◆ Task goal ◆
In the data that follows, count every line holding the string "posible" and give the count alone.
######
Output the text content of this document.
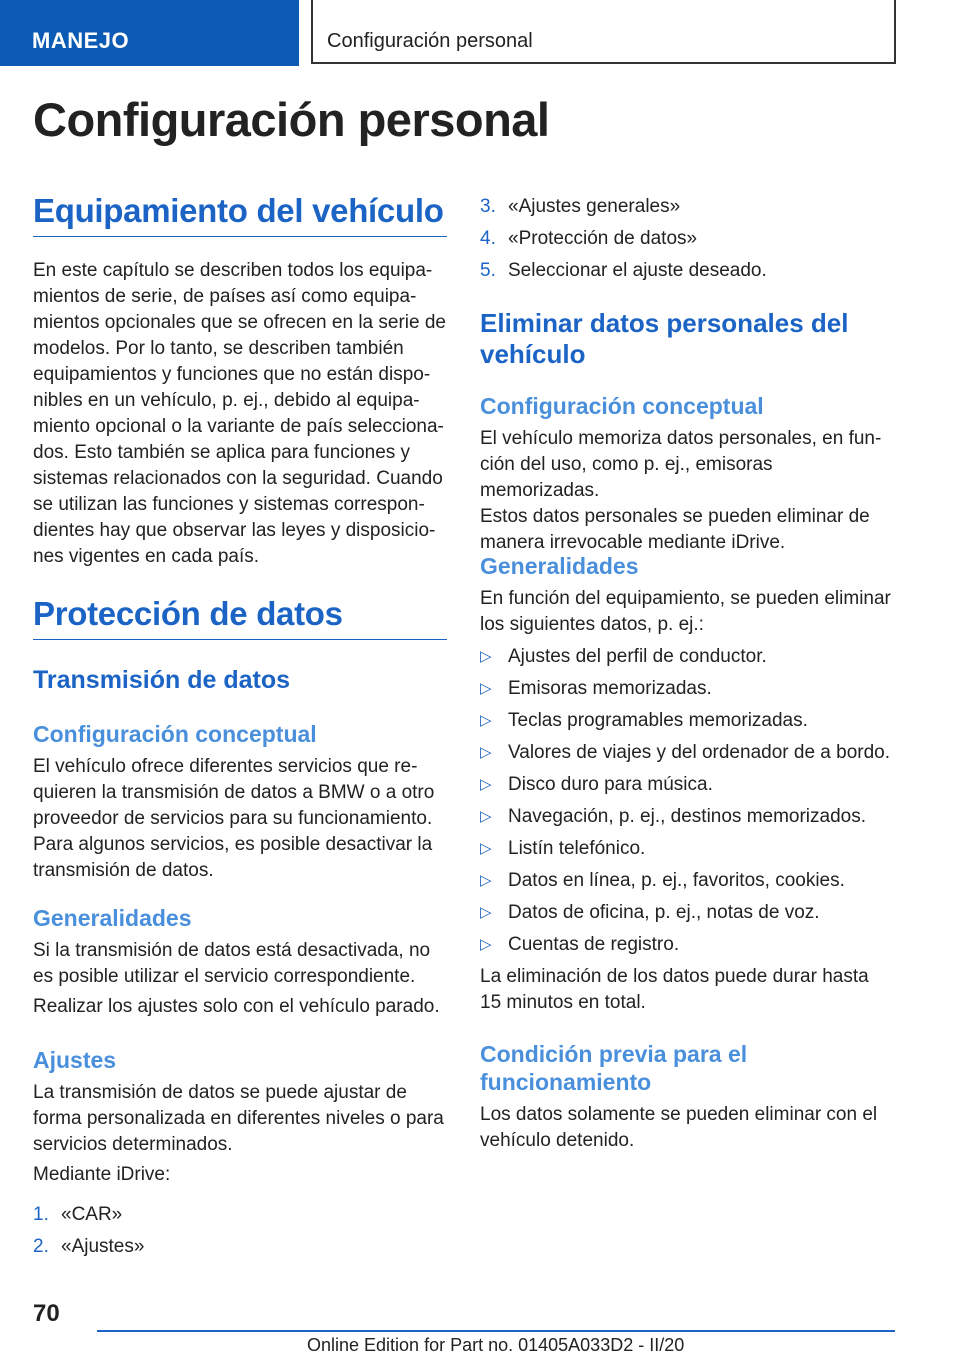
MANEJO	Configuración personal
Configuración personal
Equipamiento del vehículo

En este capítulo se describen todos los equipa-
mientos de serie, de países así como equipa-
mientos opcionales que se ofrecen en la serie de
modelos. Por lo tanto, se describen también
equipamientos y funciones que no están dispo-
nibles en un vehículo, p. ej., debido al equipa-
miento opcional o la variante de país selecciona-
dos. Esto también se aplica para funciones y
sistemas relacionados con la seguridad. Cuando
se utilizan las funciones y sistemas correspon-
dientes hay que observar las leyes y disposicio-
nes vigentes en cada país.

Protección de datos
Transmisión de datos
Configuración conceptual

El vehículo ofrece diferentes servicios que re-
quieren la transmisión de datos a BMW o a otro
proveedor de servicios para su funcionamiento.
Para algunos servicios, es posible desactivar la
transmisión de datos.

Generalidades

Si la transmisión de datos está desactivada, no
es posible utilizar el servicio correspondiente.

Realizar los ajustes solo con el vehículo parado.

Ajustes

La transmisión de datos se puede ajustar de
forma personalizada en diferentes niveles o para
servicios determinados.

Mediante iDrive:

1. «CAR»
2. «Ajustes»
3. «Ajustes generales»
4. «Protección de datos»
5. Seleccionar el ajuste deseado.
Eliminar datos personales del
vehículo
Configuración conceptual

El vehículo memoriza datos personales, en fun-
ción del uso, como p. ej., emisoras memorizadas.
Estos datos personales se pueden eliminar de
manera irrevocable mediante iDrive.

Generalidades

En función del equipamiento, se pueden eliminar
los siguientes datos, p. ej.:

▷ Ajustes del perfil de conductor.
▷ Emisoras memorizadas.
▷ Teclas programables memorizadas.
▷ Valores de viajes y del ordenador de a bordo.
▷ Disco duro para música.
▷ Navegación, p. ej., destinos memorizados.
▷ Listín telefónico.
▷ Datos en línea, p. ej., favoritos, cookies.
▷ Datos de oficina, p. ej., notas de voz.
▷ Cuentas de registro.

La eliminación de los datos puede durar hasta
15 minutos en total.

Condición previa para el
funcionamiento

Los datos solamente se pueden eliminar con el
vehículo detenido.

70
Online Edition for Part no. 01405A033D2 - II/20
######
◆ Written solution ◆
2